PROBLEM DETAILS → Copy out each line exactly as it appears.

Collected data
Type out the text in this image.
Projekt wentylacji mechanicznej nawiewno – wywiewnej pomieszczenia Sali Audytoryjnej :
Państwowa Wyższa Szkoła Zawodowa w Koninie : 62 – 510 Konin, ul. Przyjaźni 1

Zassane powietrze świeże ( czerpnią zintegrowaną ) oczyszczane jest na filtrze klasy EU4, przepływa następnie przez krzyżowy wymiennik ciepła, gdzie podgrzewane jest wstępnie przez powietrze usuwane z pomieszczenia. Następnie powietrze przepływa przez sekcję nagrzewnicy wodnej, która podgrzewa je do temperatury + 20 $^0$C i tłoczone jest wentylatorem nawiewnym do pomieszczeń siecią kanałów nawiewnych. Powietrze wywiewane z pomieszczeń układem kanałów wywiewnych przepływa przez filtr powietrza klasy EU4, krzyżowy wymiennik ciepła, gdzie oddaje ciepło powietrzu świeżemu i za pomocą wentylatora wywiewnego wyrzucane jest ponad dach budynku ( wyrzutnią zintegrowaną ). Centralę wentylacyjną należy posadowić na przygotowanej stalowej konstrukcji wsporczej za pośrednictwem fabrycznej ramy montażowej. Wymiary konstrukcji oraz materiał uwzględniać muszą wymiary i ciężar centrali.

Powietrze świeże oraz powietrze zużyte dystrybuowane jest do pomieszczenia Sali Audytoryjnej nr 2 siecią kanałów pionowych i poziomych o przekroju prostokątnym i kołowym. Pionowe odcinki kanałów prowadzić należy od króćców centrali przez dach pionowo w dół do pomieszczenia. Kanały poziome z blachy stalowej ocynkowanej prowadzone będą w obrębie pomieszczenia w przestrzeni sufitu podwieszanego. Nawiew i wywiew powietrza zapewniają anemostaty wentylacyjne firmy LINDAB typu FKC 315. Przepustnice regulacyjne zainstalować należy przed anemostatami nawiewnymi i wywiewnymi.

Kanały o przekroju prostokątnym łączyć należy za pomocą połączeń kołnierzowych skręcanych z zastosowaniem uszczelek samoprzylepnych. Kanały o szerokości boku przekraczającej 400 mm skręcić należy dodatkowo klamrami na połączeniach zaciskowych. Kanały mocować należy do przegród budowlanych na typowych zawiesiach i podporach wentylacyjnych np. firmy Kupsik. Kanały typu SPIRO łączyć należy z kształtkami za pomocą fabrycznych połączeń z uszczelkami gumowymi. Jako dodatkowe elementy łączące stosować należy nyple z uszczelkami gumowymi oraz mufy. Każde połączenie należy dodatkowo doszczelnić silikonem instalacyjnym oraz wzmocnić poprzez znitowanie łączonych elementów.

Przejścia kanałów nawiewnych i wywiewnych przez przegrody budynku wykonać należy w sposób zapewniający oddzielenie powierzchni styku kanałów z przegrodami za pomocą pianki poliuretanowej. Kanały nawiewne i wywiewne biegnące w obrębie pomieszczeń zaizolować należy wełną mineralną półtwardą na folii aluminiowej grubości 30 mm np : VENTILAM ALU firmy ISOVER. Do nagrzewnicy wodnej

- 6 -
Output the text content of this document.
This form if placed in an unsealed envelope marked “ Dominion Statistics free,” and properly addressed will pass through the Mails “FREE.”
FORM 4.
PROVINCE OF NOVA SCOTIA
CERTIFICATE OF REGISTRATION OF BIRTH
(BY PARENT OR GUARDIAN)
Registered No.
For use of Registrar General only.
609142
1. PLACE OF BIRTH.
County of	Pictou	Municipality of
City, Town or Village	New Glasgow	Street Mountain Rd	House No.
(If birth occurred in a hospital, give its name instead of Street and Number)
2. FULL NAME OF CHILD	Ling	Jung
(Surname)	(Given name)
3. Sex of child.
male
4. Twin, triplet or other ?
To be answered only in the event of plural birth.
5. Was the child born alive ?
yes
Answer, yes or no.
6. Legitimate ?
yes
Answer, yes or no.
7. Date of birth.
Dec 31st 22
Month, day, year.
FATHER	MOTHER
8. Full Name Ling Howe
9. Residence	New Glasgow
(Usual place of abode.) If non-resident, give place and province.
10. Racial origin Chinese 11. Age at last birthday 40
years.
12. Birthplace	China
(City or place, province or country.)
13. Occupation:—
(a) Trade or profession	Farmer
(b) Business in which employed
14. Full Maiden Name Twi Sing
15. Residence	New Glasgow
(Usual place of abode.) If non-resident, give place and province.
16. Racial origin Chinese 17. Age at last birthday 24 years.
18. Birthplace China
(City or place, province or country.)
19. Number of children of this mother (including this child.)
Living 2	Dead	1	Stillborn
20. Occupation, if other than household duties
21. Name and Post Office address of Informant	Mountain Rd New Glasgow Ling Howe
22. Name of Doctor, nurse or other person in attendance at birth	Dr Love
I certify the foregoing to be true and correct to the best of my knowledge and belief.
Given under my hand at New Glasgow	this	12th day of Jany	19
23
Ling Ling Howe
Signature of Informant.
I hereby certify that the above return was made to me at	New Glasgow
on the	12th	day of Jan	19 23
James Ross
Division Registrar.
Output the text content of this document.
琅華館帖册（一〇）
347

WRITTEN RESPONSE →
Type out the text in this image.
Projekt wentylacji mechanicznej nawiewno – wywiewnej pomieszczenia Sali Audytoryjnej :
Państwowa Wyższa Szkoła Zawodowa w Koninie : 62 – 510 Konin, ul. Przyjaźni 1

Zassane powietrze świeże ( czerpnią zintegrowaną ) oczyszczane jest na filtrze klasy EU4, przepływa następnie przez krzyżowy wymiennik ciepła, gdzie podgrzewane jest wstępnie przez powietrze usuwane z pomieszczenia. Następnie powietrze przepływa przez sekcję nagrzewnicy wodnej, która podgrzewa je do temperatury + 20 $^0$C i tłoczone jest wentylatorem nawiewnym do pomieszczeń siecią kanałów nawiewnych. Powietrze wywiewane z pomieszczeń układem kanałów wywiewnych przepływa przez filtr powietrza klasy EU4, krzyżowy wymiennik ciepła, gdzie oddaje ciepło powietrzu świeżemu i za pomocą wentylatora wywiewnego wyrzucane jest ponad dach budynku ( wyrzutnią zintegrowaną ). Centralę wentylacyjną należy posadowić na przygotowanej stalowej konstrukcji wsporczej za pośrednictwem fabrycznej ramy montażowej. Wymiary konstrukcji oraz materiał uwzględniać muszą wymiary i ciężar centrali.

Powietrze świeże oraz powietrze zużyte dystrybuowane jest do pomieszczenia Sali Audytoryjnej nr 2 siecią kanałów pionowych i poziomych o przekroju prostokątnym i kołowym. Pionowe odcinki kanałów prowadzić należy od króćców centrali przez dach pionowo w dół do pomieszczenia. Kanały poziome z blachy stalowej ocynkowanej prowadzone będą w obrębie pomieszczenia w przestrzeni sufitu podwieszanego. Nawiew i wywiew powietrza zapewniają anemostaty wentylacyjne firmy LINDAB typu FKC 315. Przepustnice regulacyjne zainstalować należy przed anemostatami nawiewnymi i wywiewnymi.

Kanały o przekroju prostokątnym łączyć należy za pomocą połączeń kołnierzowych skręcanych z zastosowaniem uszczelek samoprzylepnych. Kanały o szerokości boku przekraczającej 400 mm skręcić należy dodatkowo klamrami na połączeniach zaciskowych. Kanały mocować należy do przegród budowlanych na typowych zawiesiach i podporach wentylacyjnych np. firmy Kupsik. Kanały typu SPIRO łączyć należy z kształtkami za pomocą fabrycznych połączeń z uszczelkami gumowymi. Jako dodatkowe elementy łączące stosować należy nyple z uszczelkami gumowymi oraz mufy. Każde połączenie należy dodatkowo doszczelnić silikonem instalacyjnym oraz wzmocnić poprzez znitowanie łączonych elementów.

Przejścia kanałów nawiewnych i wywiewnych przez przegrody budynku wykonać należy w sposób zapewniający oddzielenie powierzchni styku kanałów z przegrodami za pomocą pianki poliuretanowej. Kanały nawiewne i wywiewne biegnące w obrębie pomieszczeń zaizolować należy wełną mineralną półtwardą na folii aluminiowej grubości 30 mm np : VENTILAM ALU firmy ISOVER. Do nagrzewnicy wodnej

- 6 -
Output the text content of this document.
This form if placed in an unsealed envelope marked “ Dominion Statistics free,” and properly addressed will pass through the Mails “FREE.”
FORM 4.
PROVINCE OF NOVA SCOTIA
CERTIFICATE OF REGISTRATION OF BIRTH
(BY PARENT OR GUARDIAN)
Registered No.
For use of Registrar General only.
609142
1. PLACE OF BIRTH.
County of	Pictou	Municipality of
City, Town or Village	New Glasgow	Street Mountain Rd	House No.
(If birth occurred in a hospital, give its name instead of Street and Number)
2. FULL NAME OF CHILD	Ling	Jung
(Surname)	(Given name)
3. Sex of child.
male
4. Twin, triplet or other ?
To be answered only in the event of plural birth.
5. Was the child born alive ?
yes
Answer, yes or no.
6. Legitimate ?
yes
Answer, yes or no.
7. Date of birth.
Dec 31st 22
Month, day, year.
FATHER	MOTHER
8. Full Name Ling Howe
9. Residence	New Glasgow
(Usual place of abode.) If non-resident, give place and province.
10. Racial origin Chinese 11. Age at last birthday 40
years.
12. Birthplace	China
(City or place, province or country.)
13. Occupation:—
(a) Trade or profession	Farmer
(b) Business in which employed
14. Full Maiden Name Twi Sing
15. Residence	New Glasgow
(Usual place of abode.) If non-resident, give place and province.
16. Racial origin Chinese 17. Age at last birthday 24 years.
18. Birthplace China
(City or place, province or country.)
19. Number of children of this mother (including this child.)
Living 2	Dead	1	Stillborn
20. Occupation, if other than household duties
21. Name and Post Office address of Informant	Mountain Rd New Glasgow Ling Howe
22. Name of Doctor, nurse or other person in attendance at birth	Dr Love
I certify the foregoing to be true and correct to the best of my knowledge and belief.
Given under my hand at New Glasgow	this	12th day of Jany	19
23
Ling Ling Howe
Signature of Informant.
I hereby certify that the above return was made to me at	New Glasgow
on the	12th	day of Jan	19 23
James Ross
Division Registrar.
Output the text content of this document.
琅華館帖册（一〇）
347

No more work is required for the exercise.